Work instructions: The expected output is a copy of every line in the records with the string "this".
━━ Given records
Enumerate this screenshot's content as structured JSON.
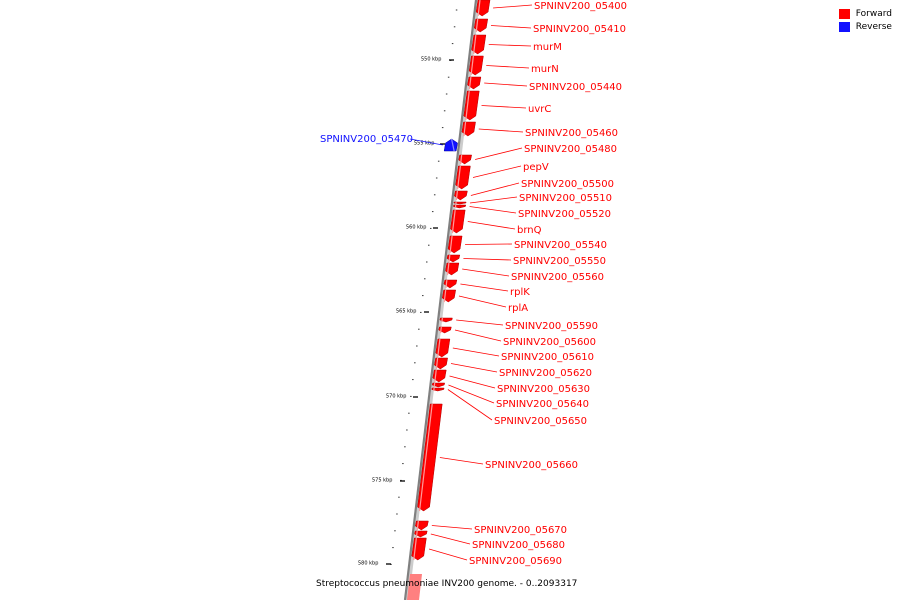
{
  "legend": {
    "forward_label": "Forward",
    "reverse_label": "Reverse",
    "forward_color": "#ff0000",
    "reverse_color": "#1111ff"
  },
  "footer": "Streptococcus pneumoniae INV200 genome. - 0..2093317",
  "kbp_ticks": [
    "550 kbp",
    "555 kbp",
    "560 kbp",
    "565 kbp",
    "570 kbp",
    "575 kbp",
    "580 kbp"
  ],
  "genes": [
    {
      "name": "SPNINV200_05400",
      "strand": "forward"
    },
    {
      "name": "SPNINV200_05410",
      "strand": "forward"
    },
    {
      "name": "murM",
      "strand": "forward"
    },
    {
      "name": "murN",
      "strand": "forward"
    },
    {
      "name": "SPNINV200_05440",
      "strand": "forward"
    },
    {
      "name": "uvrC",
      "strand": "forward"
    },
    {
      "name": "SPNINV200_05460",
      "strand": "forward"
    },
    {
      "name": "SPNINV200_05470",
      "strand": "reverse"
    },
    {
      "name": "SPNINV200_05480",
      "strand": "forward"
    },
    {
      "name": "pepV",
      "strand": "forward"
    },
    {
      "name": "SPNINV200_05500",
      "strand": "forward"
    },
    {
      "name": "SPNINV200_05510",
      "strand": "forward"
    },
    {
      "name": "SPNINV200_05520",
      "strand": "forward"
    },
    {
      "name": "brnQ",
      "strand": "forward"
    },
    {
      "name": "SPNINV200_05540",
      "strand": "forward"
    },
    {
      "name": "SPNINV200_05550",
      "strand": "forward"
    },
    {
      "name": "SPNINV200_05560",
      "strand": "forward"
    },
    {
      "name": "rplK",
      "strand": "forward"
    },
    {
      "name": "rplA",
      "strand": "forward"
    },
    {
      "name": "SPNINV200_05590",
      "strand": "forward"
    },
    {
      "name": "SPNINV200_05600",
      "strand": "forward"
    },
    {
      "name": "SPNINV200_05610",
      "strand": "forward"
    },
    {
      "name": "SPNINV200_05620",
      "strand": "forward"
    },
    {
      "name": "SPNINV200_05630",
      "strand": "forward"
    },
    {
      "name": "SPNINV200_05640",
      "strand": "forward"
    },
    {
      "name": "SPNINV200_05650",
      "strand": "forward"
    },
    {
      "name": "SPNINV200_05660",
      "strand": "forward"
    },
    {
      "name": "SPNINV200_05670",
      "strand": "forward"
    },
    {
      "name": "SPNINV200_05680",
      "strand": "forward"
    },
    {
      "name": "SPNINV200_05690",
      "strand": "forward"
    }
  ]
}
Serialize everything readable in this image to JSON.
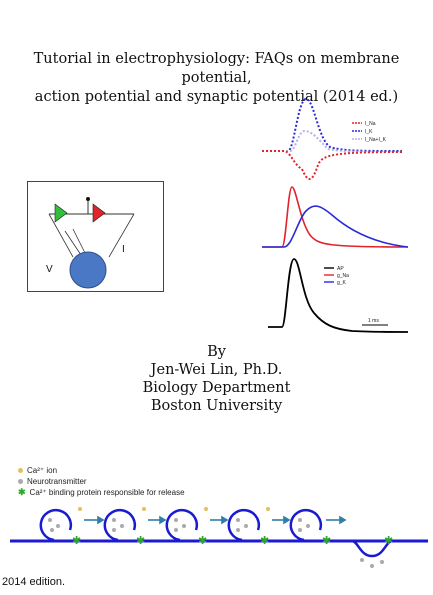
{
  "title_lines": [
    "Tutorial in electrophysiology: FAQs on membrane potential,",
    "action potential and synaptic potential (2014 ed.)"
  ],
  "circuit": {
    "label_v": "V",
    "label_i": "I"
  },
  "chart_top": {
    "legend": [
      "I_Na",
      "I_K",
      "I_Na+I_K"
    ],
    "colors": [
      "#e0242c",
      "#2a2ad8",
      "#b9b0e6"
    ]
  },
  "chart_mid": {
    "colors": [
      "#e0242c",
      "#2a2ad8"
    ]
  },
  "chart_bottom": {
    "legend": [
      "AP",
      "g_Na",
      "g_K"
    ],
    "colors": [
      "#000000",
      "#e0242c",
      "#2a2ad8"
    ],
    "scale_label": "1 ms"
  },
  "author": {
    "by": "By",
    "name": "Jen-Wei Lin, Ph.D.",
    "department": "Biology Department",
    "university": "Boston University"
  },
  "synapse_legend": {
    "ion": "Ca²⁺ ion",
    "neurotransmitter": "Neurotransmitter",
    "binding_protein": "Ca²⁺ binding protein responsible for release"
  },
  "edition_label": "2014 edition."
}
━━━━
Answer area:
Enumerate this screenshot's content as structured JSON.
Serialize everything readable in this image to JSON.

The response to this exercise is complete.